Exercise details: Locate each line with the string "Brief" in the listing below and copy it.

Data for processing:

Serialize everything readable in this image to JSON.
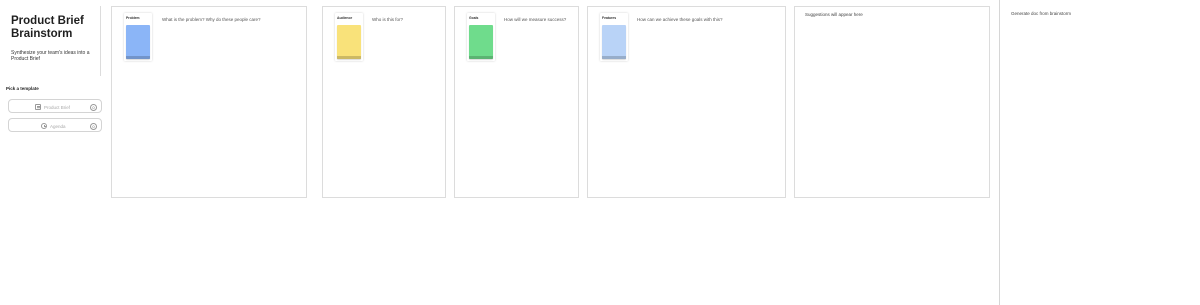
{
  "title_card": {
    "title": "Product Brief Brainstorm",
    "subtitle": "Synthesize your team's ideas into a Product Brief"
  },
  "template_panel": {
    "heading": "Pick a template",
    "buttons": [
      {
        "label": "Product Brief",
        "icon": "document-icon",
        "badge": "0"
      },
      {
        "label": "Agenda",
        "icon": "clock-icon",
        "badge": "0"
      }
    ]
  },
  "columns": [
    {
      "tag": "Problem",
      "question": "What is the problem? Why do these people care?",
      "sticky_color": "#8bb5f7"
    },
    {
      "tag": "Audience",
      "question": "Who is this for?",
      "sticky_color": "#f9e27a"
    },
    {
      "tag": "Goals",
      "question": "How will we measure success?",
      "sticky_color": "#6fdc8c"
    },
    {
      "tag": "Features",
      "question": "How can we achieve these goals with this?",
      "sticky_color": "#b9d3f7"
    }
  ],
  "suggestions_heading": "Suggestions will appear here",
  "generated_heading": "Generate doc from brainstorm"
}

Output for this exercise:
    "title": "Product Brief Brainstorm",
    "subtitle": "Synthesize your team's ideas into a Product Brief"
        "label": "Product Brief",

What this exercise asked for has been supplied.